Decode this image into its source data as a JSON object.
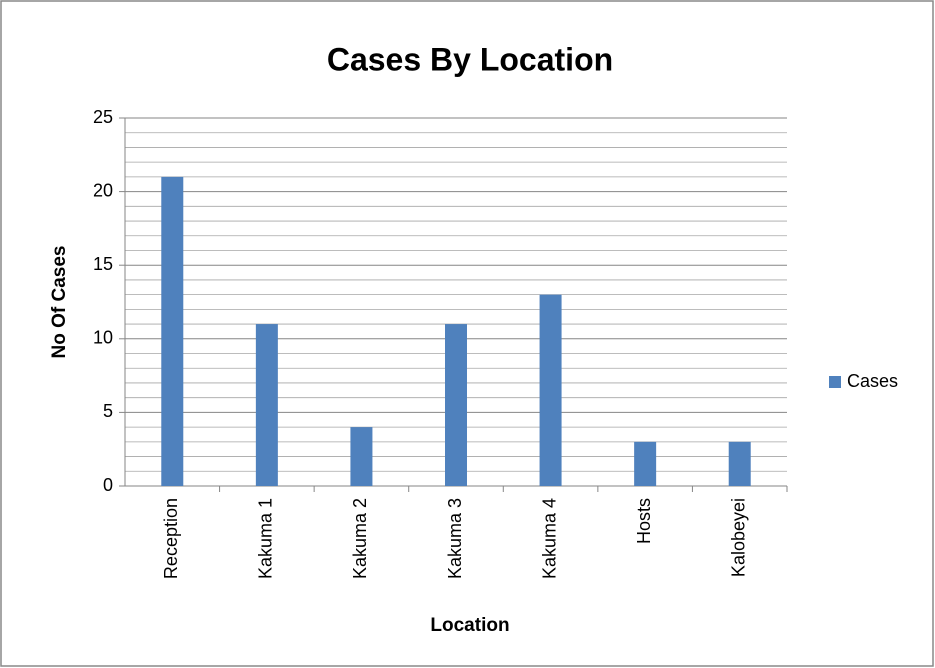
{
  "chart_data": {
    "type": "bar",
    "title": "Cases By Location",
    "x_label": "Location",
    "y_label": "No Of Cases",
    "categories": [
      "Reception",
      "Kakuma 1",
      "Kakuma 2",
      "Kakuma 3",
      "Kakuma 4",
      "Hosts",
      "Kalobeyei"
    ],
    "series": [
      {
        "name": "Cases",
        "color": "#4f81bd",
        "values": [
          21,
          11,
          4,
          11,
          13,
          3,
          3
        ]
      }
    ],
    "ylim": [
      0,
      25
    ],
    "yticks": [
      0,
      5,
      10,
      15,
      20,
      25
    ],
    "y_minor_ticks": [
      1,
      2,
      3,
      4,
      6,
      7,
      8,
      9,
      11,
      12,
      13,
      14,
      16,
      17,
      18,
      19,
      21,
      22,
      23,
      24
    ],
    "grid": true,
    "legend": "right"
  }
}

Directions for this task:
Are you able to set down all the lines above exactly, without any pictures?

Task solution:
Decode this image into its source data as a JSON object.
{
  "chart_data": {
    "type": "bar",
    "title": "Cases By Location",
    "x_label": "Location",
    "y_label": "No Of Cases",
    "categories": [
      "Reception",
      "Kakuma 1",
      "Kakuma 2",
      "Kakuma 3",
      "Kakuma 4",
      "Hosts",
      "Kalobeyei"
    ],
    "series": [
      {
        "name": "Cases",
        "color": "#4f81bd",
        "values": [
          21,
          11,
          4,
          11,
          13,
          3,
          3
        ]
      }
    ],
    "ylim": [
      0,
      25
    ],
    "yticks": [
      0,
      5,
      10,
      15,
      20,
      25
    ],
    "y_minor_ticks": [
      1,
      2,
      3,
      4,
      6,
      7,
      8,
      9,
      11,
      12,
      13,
      14,
      16,
      17,
      18,
      19,
      21,
      22,
      23,
      24
    ],
    "grid": true,
    "legend": "right"
  }
}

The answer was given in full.